*Saved data entries*
____________________

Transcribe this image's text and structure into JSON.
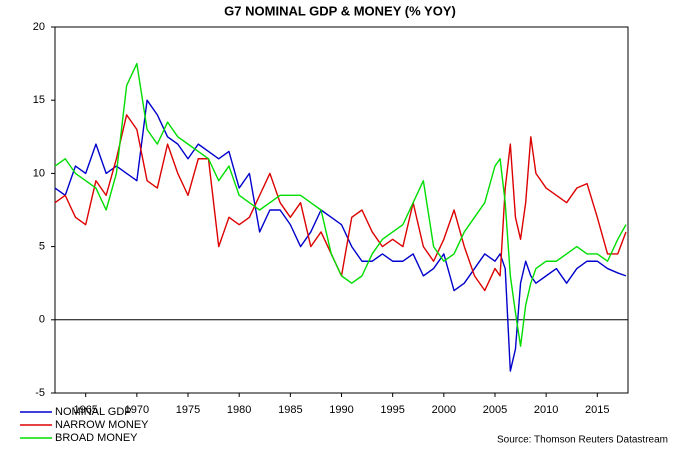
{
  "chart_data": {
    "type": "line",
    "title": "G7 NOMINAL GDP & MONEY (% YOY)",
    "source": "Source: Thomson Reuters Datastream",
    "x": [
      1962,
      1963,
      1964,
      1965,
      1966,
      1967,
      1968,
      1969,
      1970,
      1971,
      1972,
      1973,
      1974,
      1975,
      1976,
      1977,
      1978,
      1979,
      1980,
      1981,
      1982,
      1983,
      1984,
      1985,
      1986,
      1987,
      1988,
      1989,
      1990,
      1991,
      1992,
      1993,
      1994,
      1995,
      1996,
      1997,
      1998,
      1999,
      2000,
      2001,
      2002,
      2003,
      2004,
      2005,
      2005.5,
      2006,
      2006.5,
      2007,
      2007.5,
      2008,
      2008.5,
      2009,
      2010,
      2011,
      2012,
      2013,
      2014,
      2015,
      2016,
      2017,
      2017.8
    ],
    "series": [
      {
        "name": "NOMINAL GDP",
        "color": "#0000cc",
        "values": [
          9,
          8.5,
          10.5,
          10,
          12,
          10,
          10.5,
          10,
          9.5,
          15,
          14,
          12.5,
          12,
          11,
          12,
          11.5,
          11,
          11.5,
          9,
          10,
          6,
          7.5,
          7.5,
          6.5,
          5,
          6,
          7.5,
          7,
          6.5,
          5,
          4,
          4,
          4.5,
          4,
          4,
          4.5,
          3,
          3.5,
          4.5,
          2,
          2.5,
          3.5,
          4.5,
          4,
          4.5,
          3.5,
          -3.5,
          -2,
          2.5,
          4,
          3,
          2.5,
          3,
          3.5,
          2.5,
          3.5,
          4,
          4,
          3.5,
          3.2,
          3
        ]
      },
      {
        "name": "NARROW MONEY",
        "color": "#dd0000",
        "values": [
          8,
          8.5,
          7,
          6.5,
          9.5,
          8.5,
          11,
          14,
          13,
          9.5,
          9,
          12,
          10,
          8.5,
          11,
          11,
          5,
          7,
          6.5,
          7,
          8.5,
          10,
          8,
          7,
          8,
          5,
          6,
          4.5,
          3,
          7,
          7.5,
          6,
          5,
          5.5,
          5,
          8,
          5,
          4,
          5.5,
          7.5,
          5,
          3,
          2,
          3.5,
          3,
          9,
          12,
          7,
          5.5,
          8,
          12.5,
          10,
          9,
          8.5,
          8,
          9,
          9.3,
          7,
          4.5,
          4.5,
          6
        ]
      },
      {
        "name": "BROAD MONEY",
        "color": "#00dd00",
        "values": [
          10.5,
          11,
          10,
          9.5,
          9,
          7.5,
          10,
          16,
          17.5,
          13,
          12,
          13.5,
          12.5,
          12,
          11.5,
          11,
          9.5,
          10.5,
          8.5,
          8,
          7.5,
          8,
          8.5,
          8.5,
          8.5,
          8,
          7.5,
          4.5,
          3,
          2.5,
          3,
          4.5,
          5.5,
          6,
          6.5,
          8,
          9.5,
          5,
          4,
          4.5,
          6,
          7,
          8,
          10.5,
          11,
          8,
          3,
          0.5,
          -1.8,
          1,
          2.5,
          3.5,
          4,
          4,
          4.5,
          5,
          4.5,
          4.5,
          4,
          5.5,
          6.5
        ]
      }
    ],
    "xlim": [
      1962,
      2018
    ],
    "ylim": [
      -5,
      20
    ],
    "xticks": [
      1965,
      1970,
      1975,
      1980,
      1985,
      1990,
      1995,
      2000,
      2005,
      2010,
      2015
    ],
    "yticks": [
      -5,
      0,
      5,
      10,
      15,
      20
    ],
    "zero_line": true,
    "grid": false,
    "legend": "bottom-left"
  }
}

____________________

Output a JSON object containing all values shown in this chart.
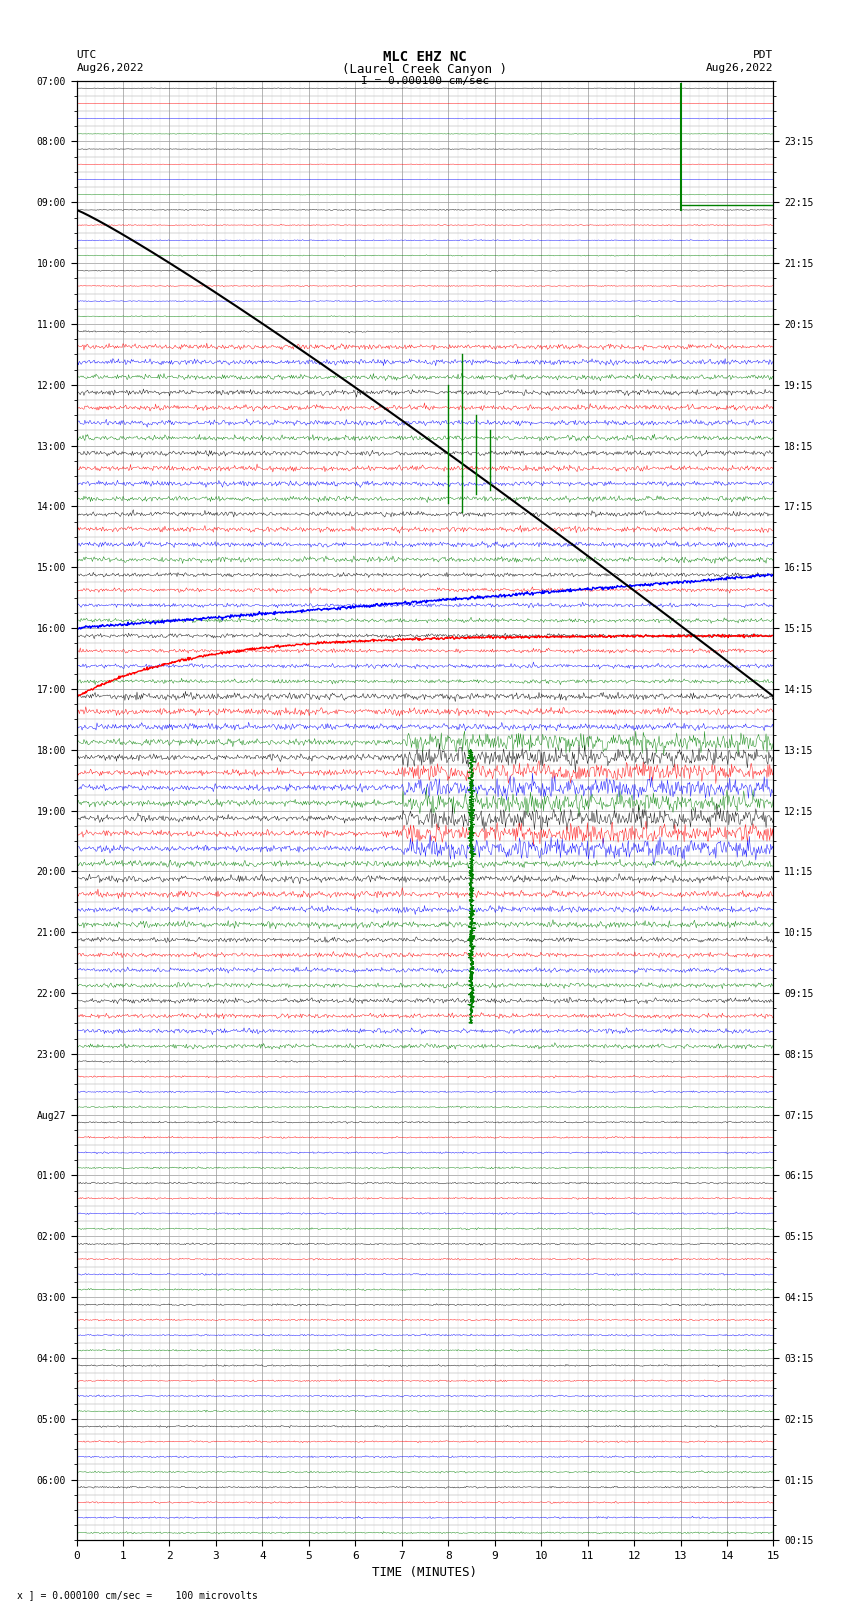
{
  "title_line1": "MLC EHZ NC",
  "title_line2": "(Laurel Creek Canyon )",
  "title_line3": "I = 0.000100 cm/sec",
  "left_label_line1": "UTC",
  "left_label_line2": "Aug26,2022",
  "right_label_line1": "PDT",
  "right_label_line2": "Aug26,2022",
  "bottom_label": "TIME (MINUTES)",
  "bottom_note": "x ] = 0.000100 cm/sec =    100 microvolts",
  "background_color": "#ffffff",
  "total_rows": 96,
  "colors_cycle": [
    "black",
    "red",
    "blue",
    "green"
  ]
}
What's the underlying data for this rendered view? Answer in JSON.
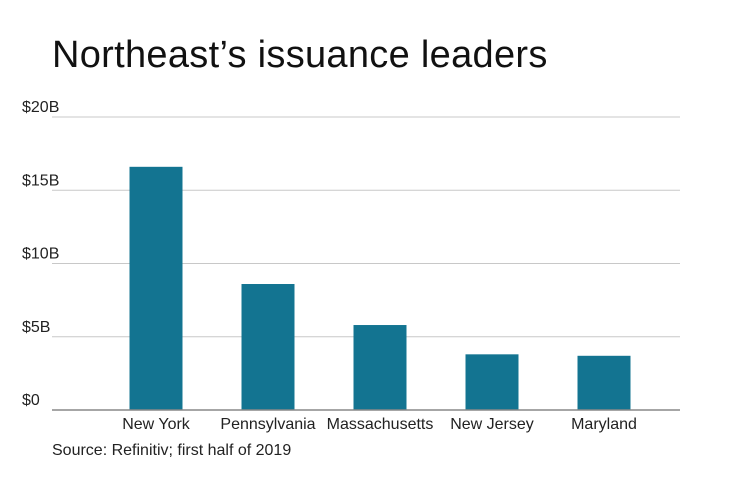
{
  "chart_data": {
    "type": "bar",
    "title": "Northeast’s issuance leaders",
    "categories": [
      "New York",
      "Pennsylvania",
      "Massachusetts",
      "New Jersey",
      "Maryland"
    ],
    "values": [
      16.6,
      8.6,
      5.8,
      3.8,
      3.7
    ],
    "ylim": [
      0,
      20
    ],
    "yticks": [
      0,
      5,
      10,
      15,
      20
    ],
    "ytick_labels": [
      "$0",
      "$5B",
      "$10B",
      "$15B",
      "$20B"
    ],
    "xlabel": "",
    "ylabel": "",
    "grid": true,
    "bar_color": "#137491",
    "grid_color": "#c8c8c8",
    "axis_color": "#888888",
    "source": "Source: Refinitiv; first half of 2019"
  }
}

____________________

Extract every line above that contains the word "this".

Transcribe this image's text and structure into JSON.
Output a JSON object containing all values shown in this chart.
What's the underlying data for this rendered view? Answer in JSON.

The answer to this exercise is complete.